#### Zitierter Abschnitt:
Welche Kompetenzen sollten bei Mitarbeitenden und Führungskräften entwickelt werden, um Projekte zur digitalen Transformation erfolgreicher zu machen? Wenn es nach der Mehrheit der über 4.000 durch die IHK befragten Unternehmen geht, dann sind „Digitales Mindset“ und der „Umgang mit digitalen Technologien“ die zwei meistgenannten Entwicklungsfelder. Und aus meiner Sicht gibt es hier spannende Zusammenhänge.
Change Management ist ein ganzheitlicher Ansatz
Wenn man sich diese beiden Themen „Mindset“ und „Umgang mit Technologien“ ansieht, dann fällt auf, dass das Mindset etwas völlig grundlegendes ist. Ohne den Wunsch nach Veränderung und ohne Motivation zur Handlung wird es keine Veränderung geben. Das Mindset bildet also so etwas wie das Fundament für Veränderung. „Umgang mit digitalen Technologien“ – In der Befragung mit der zweithäufigsten Zustimmung hingegen ist etwas, das sich im Zuge der Veränderung erzielen lässt. In der Praxis sind es häufig Schulungen, die das Ende von Projekten einläuten und Mitarbeitenden ermöglichen sollen, den Umgang mit der neuen digitalen Technologie zu erlernen. Die weitere Fortbildung ist dann häufig einzelfallabhängig oder man verlässt sich auf „learning by doing“.
Wenn eine Schulung und das anschließende Warten auf Routine ausreichend wären, dann gäbe es wohl kaum so viel Zustimmung dafür, dass der Umgang mit Technologien das wichtigste Entwicklungsfeld ist. Die erfolgreiche Transformation ist also keineswegs nach dem geplanten Schulungsmarathon am Ende des Projektes abgeschlossen. Die Change Management Praxis zeigt uns, das Change Management sich über einen lagen Zeitraum erstrecken muss. Beginnend damit, Veränderung in Gang zu setzen und zu verdeutlichen, dass der Status-Quo nicht die beste Option für die Zukunft ist – und dann noch über den Zeitpunkt der letzten Schulung hinaus, damit sich neue Technologien und neues Handeln nachhaltig verankern.
Das Mindset für erfolgreiche Projekte ist Teil der Unternehmenskultur
Die zugrundeliegende Umfrage der [1] nennt „Mindset“ als wesentliches Handlungsfeld. Das könnte den Eindruck erwecken, als wäre das Mindset etwas, das sich ganz isoliert betrachten ließe. In der Praxis ist das aber nicht der Fall. Es geht darum, wie Mitarbeitende Veränderungen im Unternehmen wahrnehmen. Wie viel Weitblick vorhanden ist, um die Zusammenhänge im eigenen Unternehmen zu verstehen. Und darum, wie Ideen ausgetauscht und weiter entwickelt werden. Das was hier als „Mindset“ betitelt ist, ist im Wesentlichen ein Teil der Unternehmenskultur.

Datensätze aus einer Datensammlung:
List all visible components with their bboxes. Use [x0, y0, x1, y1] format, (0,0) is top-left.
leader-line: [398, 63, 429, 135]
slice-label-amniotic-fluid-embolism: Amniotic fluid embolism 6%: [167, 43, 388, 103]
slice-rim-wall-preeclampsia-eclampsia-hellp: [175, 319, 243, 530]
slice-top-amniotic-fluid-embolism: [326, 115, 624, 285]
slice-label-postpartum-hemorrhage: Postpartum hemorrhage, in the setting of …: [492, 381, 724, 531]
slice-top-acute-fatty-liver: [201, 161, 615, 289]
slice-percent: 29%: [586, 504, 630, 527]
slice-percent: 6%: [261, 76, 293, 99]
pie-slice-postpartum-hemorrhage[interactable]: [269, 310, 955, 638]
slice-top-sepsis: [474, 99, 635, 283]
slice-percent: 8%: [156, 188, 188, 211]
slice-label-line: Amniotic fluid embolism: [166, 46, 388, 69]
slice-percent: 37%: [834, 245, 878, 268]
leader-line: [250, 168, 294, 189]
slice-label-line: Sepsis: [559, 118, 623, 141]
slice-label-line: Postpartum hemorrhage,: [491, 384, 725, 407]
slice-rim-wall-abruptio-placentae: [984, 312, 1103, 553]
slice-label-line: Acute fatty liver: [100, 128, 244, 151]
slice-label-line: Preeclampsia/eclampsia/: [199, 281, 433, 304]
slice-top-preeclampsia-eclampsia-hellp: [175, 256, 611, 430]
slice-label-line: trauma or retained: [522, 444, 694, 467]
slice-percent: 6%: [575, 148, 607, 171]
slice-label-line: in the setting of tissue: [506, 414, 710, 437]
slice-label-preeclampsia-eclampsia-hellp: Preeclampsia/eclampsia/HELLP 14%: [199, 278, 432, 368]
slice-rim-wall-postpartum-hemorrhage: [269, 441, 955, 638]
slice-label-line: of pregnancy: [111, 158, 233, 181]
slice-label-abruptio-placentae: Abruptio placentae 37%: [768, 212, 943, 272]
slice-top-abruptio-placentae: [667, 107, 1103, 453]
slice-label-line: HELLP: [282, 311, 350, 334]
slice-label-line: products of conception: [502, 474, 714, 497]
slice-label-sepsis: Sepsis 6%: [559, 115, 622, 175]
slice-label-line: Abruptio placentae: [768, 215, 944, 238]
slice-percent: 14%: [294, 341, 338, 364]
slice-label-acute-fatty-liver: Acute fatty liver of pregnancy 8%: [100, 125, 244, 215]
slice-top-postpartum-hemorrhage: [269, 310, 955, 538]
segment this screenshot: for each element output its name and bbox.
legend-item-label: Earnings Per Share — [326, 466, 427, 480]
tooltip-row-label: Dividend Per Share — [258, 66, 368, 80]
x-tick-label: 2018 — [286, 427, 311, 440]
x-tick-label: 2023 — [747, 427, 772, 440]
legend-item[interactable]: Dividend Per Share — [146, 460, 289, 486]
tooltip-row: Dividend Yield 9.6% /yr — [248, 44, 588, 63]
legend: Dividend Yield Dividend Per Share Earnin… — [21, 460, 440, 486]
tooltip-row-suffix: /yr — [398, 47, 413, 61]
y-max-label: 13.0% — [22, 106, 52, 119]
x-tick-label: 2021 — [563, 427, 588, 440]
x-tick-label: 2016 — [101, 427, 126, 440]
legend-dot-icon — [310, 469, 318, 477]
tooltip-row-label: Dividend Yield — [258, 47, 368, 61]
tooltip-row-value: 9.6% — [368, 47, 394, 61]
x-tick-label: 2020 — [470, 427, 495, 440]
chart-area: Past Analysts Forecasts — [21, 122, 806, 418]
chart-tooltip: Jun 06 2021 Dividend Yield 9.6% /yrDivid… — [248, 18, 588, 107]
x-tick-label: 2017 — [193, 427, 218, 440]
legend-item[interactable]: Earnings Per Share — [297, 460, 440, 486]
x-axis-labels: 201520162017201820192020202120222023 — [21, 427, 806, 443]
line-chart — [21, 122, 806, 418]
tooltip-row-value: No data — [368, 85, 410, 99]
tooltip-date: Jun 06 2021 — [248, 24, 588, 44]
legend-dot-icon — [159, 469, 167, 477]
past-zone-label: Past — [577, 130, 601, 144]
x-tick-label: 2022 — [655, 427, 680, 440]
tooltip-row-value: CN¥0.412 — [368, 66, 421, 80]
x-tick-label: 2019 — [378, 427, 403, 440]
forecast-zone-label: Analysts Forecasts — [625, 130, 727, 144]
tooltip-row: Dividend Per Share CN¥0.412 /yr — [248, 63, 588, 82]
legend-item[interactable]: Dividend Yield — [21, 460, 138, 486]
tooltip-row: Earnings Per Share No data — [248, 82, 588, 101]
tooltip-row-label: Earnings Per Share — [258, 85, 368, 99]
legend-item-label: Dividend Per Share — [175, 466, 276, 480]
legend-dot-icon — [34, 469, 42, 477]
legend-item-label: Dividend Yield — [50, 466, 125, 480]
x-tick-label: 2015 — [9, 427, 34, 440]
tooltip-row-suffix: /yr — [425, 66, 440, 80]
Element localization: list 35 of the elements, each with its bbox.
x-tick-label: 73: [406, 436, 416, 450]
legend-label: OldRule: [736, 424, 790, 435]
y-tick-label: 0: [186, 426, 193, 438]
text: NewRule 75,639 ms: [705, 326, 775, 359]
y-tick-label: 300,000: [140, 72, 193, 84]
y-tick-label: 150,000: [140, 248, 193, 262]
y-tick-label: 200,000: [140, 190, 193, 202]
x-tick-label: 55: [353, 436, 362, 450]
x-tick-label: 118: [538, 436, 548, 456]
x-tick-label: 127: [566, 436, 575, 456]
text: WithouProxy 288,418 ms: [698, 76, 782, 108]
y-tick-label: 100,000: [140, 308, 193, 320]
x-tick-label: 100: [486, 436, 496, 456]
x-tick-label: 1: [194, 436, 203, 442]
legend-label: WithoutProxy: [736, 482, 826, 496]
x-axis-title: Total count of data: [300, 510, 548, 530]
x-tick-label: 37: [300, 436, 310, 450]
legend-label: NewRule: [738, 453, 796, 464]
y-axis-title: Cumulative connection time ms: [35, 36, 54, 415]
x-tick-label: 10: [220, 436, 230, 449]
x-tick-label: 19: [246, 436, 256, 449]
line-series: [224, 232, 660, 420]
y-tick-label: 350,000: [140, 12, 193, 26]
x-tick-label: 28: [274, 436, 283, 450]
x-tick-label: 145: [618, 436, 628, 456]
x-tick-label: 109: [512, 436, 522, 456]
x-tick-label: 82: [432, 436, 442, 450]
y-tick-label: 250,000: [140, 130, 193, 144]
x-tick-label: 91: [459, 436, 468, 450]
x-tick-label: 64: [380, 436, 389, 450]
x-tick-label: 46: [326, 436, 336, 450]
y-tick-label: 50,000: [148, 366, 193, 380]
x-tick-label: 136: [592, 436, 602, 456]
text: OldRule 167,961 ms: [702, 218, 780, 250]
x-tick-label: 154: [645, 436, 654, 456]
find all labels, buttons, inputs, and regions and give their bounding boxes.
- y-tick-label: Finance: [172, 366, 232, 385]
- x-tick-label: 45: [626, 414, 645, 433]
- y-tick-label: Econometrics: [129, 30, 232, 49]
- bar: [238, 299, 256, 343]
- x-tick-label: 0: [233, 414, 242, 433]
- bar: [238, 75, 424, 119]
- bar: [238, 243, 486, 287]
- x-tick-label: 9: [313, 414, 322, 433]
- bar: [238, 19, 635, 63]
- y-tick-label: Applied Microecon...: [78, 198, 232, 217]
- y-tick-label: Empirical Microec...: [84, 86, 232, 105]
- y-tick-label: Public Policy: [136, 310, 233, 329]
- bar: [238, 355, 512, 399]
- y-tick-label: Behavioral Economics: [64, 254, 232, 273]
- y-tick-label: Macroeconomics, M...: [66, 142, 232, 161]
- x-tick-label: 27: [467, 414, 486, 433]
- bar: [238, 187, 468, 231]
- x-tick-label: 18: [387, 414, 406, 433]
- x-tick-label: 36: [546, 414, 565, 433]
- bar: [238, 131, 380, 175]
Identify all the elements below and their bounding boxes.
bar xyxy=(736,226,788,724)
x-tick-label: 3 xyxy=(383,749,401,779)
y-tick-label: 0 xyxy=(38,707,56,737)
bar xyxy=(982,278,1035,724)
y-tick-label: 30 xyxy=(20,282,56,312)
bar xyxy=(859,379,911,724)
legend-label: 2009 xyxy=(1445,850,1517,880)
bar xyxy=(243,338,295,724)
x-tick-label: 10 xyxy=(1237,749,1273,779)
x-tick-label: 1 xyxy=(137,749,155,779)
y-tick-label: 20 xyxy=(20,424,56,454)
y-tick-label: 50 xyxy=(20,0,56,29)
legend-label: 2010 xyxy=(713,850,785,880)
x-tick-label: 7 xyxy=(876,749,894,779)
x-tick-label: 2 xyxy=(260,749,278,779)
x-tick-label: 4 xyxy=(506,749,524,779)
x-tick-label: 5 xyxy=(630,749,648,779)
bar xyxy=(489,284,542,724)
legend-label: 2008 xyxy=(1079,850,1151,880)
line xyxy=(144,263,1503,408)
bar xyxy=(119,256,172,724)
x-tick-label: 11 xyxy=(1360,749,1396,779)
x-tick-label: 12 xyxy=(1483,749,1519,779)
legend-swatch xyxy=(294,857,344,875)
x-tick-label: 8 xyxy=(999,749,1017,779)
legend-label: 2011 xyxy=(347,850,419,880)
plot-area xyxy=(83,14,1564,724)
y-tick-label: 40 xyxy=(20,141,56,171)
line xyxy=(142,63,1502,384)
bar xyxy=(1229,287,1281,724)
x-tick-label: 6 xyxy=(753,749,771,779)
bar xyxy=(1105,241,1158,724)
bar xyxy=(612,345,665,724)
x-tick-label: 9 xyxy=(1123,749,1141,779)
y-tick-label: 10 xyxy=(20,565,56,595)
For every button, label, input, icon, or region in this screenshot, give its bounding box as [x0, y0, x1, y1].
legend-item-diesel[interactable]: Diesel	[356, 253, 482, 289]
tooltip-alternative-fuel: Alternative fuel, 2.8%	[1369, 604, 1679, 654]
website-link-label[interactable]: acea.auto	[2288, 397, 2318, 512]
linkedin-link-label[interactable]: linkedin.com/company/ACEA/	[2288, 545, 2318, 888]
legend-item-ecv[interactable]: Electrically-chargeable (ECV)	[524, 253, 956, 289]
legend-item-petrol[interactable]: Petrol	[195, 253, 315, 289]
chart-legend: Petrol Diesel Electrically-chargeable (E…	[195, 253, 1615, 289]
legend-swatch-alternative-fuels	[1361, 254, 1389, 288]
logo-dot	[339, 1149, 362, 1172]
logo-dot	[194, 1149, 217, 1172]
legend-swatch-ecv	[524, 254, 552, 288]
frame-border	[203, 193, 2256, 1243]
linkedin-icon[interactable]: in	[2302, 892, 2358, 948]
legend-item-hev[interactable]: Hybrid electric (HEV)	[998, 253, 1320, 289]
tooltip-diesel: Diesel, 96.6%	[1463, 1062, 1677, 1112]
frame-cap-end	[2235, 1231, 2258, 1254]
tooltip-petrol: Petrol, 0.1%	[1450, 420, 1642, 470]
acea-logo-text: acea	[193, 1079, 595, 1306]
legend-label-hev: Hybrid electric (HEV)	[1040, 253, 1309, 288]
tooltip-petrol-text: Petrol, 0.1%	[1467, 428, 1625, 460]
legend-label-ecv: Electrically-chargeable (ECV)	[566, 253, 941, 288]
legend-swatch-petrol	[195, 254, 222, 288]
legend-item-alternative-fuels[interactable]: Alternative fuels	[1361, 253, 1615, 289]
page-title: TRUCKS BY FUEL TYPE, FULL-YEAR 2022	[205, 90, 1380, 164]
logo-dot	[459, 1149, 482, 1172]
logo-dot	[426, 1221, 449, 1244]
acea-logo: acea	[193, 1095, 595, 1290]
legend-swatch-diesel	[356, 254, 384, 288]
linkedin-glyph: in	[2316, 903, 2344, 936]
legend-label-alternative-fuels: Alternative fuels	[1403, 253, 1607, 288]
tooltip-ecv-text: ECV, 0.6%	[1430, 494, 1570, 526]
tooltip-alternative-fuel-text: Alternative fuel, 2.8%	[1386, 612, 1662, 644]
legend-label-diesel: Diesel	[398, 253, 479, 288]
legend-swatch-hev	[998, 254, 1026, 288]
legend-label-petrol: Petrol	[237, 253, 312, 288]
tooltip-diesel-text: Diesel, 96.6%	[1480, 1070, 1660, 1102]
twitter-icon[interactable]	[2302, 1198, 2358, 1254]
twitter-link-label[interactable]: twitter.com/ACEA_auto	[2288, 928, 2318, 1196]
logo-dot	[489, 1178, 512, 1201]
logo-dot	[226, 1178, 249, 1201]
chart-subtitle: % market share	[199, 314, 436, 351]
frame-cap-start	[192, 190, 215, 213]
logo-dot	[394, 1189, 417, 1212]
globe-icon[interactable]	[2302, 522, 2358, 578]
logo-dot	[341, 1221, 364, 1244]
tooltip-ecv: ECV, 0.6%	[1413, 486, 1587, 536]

#### Die Aufgabe:
Gib bitte aus dem Text über digitale Transformation die Stelle von „Wenn eine Schulung“ bis einschließlich „Handeln nachhaltig verankern.“ wortgetreu wieder. Die Zeilen spielen hier keine Rolle.

#### Ergebnis der Aufgabe:
Wenn eine Schulung und das anschließende Warten auf Routine ausreichend wären, dann gäbe es wohl kaum so viel Zustimmung dafür, dass der Umgang mit Technologien das wichtigste Entwicklungsfeld ist. Die erfolgreiche Transformation ist also keineswegs nach dem geplanten Schulungsmarathon am Ende des Projektes abgeschlossen. Die Change Management Praxis zeigt uns, das Change Management sich über einen lagen Zeitraum erstrecken muss. Beginnend damit, Veränderung in Gang zu setzen und zu verdeutlichen, dass der Status-Quo nicht die beste Option für die Zukunft ist – und dann noch über den Zeitpunkt der letzten Schulung hinaus, damit sich neue Technologien und neues Handeln nachhaltig verankern.